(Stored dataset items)
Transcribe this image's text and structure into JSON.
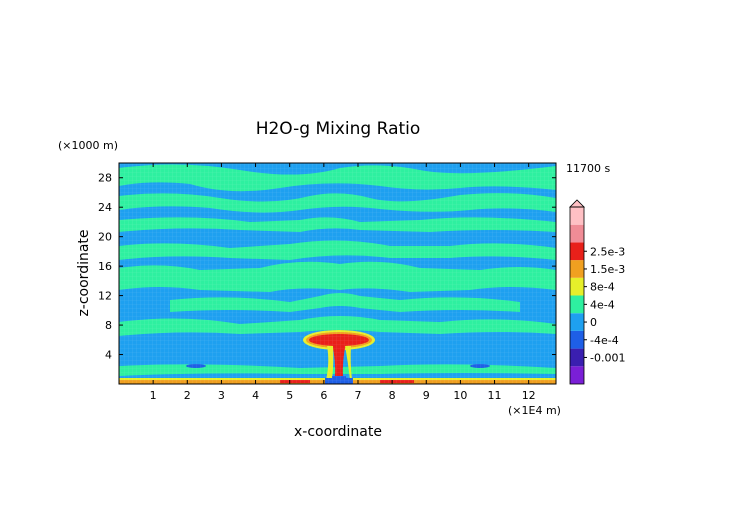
{
  "chart_data": {
    "type": "heatmap",
    "title": "H2O-g Mixing Ratio",
    "xlabel": "x-coordinate",
    "ylabel": "z-coordinate",
    "x_unit": "(×1E4 m)",
    "y_unit": "(×1000 m)",
    "time_label": "11700 s",
    "xlim": [
      0,
      12.8
    ],
    "ylim": [
      0,
      30
    ],
    "x_ticks": [
      "1",
      "2",
      "3",
      "4",
      "5",
      "6",
      "7",
      "8",
      "9",
      "10",
      "11",
      "12"
    ],
    "y_ticks": [
      "4",
      "8",
      "12",
      "16",
      "20",
      "24",
      "28"
    ],
    "colorbar": {
      "labels": [
        "2.5e-3",
        "1.5e-3",
        "8e-4",
        "4e-4",
        "0",
        "-4e-4",
        "-0.001"
      ],
      "levels": [
        -0.0014,
        -0.001,
        -0.0004,
        0,
        0.0004,
        0.0008,
        0.0015,
        0.0025,
        0.003
      ],
      "colors": [
        "#7a1fd6",
        "#3a1fb0",
        "#1e5fe6",
        "#1ea0f0",
        "#2ef0a0",
        "#e6ef2a",
        "#f0a020",
        "#e8201a",
        "#f08c96",
        "#ffc0c4"
      ]
    },
    "features": [
      {
        "name": "background",
        "value": 0.0001
      },
      {
        "name": "stratified-bands",
        "value": 0.0005
      },
      {
        "name": "plume-anvil",
        "x": 6.35,
        "z": 6.0,
        "value": 0.0028
      },
      {
        "name": "plume-stem",
        "x": 6.35,
        "z": 3.5,
        "value": 0.002
      },
      {
        "name": "surface-layer",
        "z": 0.3,
        "value": 0.0009
      }
    ]
  }
}
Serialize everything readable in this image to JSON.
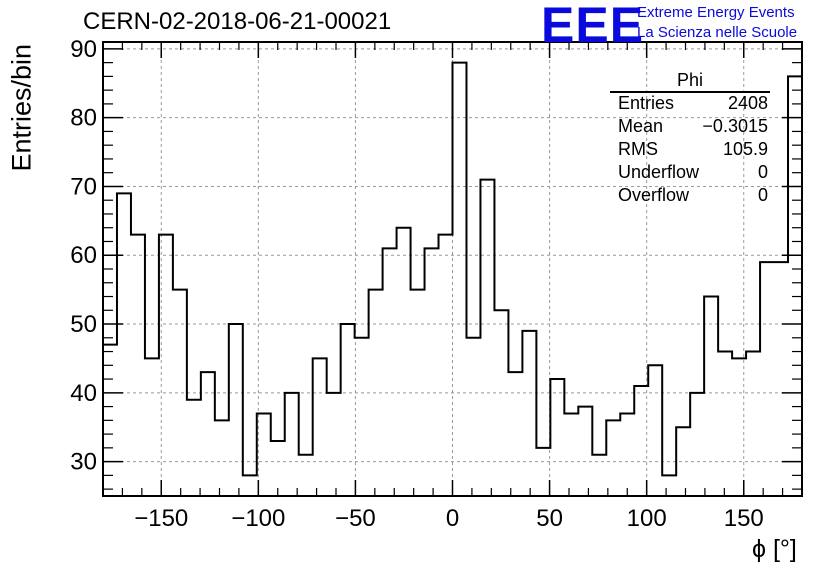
{
  "header": {
    "run_title": "CERN-02-2018-06-21-00021",
    "logo_text": "EEE",
    "logo_line1": "Extreme Energy Events",
    "logo_line2": "La Scienza nelle Scuole"
  },
  "stats": {
    "title": "Phi",
    "rows": [
      {
        "label": "Entries",
        "value": "2408"
      },
      {
        "label": "Mean",
        "value": "−0.3015"
      },
      {
        "label": "RMS",
        "value": "105.9"
      },
      {
        "label": "Underflow",
        "value": "0"
      },
      {
        "label": "Overflow",
        "value": "0"
      }
    ]
  },
  "colors": {
    "logo": "#0a0adc",
    "line": "#000000",
    "grid": "#999999"
  },
  "chart_data": {
    "type": "histogram",
    "title": "CERN-02-2018-06-21-00021",
    "xlabel": "ϕ [°]",
    "ylabel": "Entries/bin",
    "xlim": [
      -180,
      180
    ],
    "ylim": [
      25,
      91
    ],
    "bin_width": 7.2,
    "xticks": [
      -150,
      -100,
      -50,
      0,
      50,
      100,
      150
    ],
    "xtick_labels": [
      "−150",
      "−100",
      "−50",
      "0",
      "50",
      "100",
      "150"
    ],
    "yticks": [
      30,
      40,
      50,
      60,
      70,
      80,
      90
    ],
    "ytick_labels": [
      "30",
      "40",
      "50",
      "60",
      "70",
      "80",
      "90"
    ],
    "grid": true,
    "values": [
      47,
      69,
      63,
      45,
      63,
      55,
      39,
      43,
      36,
      50,
      28,
      37,
      33,
      40,
      31,
      45,
      40,
      50,
      48,
      55,
      61,
      64,
      55,
      61,
      63,
      88,
      48,
      71,
      52,
      43,
      49,
      32,
      42,
      37,
      38,
      31,
      36,
      37,
      41,
      44,
      28,
      35,
      40,
      54,
      46,
      45,
      46,
      59,
      59,
      86
    ]
  }
}
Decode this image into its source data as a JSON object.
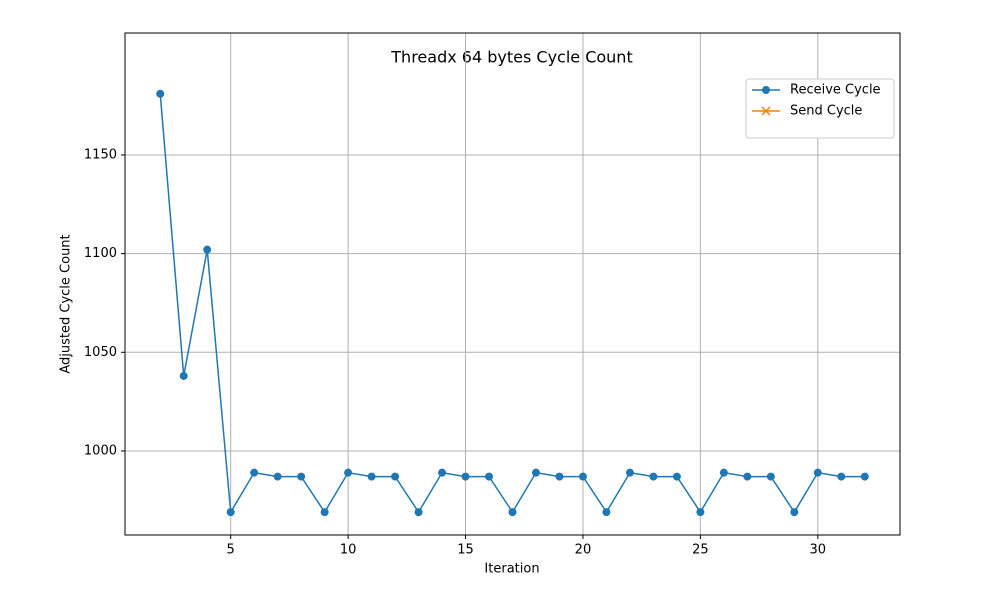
{
  "chart_data": {
    "type": "line",
    "title": "Threadx 64 bytes Cycle Count",
    "xlabel": "Iteration",
    "ylabel": "Adjusted Cycle Count",
    "x": [
      2,
      3,
      4,
      5,
      6,
      7,
      8,
      9,
      10,
      11,
      12,
      13,
      14,
      15,
      16,
      17,
      18,
      19,
      20,
      21,
      22,
      23,
      24,
      25,
      26,
      27,
      28,
      29,
      30,
      31,
      32
    ],
    "series": [
      {
        "name": "Receive Cycle",
        "color": "#1f77b4",
        "marker": "o",
        "values": [
          1181,
          1038,
          1102,
          969,
          989,
          987,
          987,
          969,
          989,
          987,
          987,
          969,
          989,
          987,
          987,
          969,
          989,
          987,
          987,
          969,
          989,
          987,
          987,
          969,
          989,
          987,
          987,
          969,
          989,
          987,
          987
        ]
      },
      {
        "name": "Send Cycle",
        "color": "#ff7f0e",
        "marker": "x",
        "values": [
          null,
          null,
          null,
          null,
          null,
          null,
          null,
          null,
          null,
          null,
          null,
          null,
          null,
          null,
          null,
          null,
          null,
          null,
          null,
          null,
          null,
          null,
          null,
          null,
          null,
          null,
          null,
          null,
          null,
          null,
          null
        ]
      }
    ],
    "xlim": [
      0.5,
      33.5
    ],
    "ylim": [
      957.4,
      1211.8
    ],
    "xticks": [
      5,
      10,
      15,
      20,
      25,
      30
    ],
    "yticks": [
      1000,
      1050,
      1100,
      1150
    ],
    "grid": true,
    "legend": "upper right"
  }
}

### To do
Locate the lines above that hold the word "coordinate". Show every one of them.

### Result of the task
    "xlabel": "x-coordinate",
    "ylabel": "z-coordinate",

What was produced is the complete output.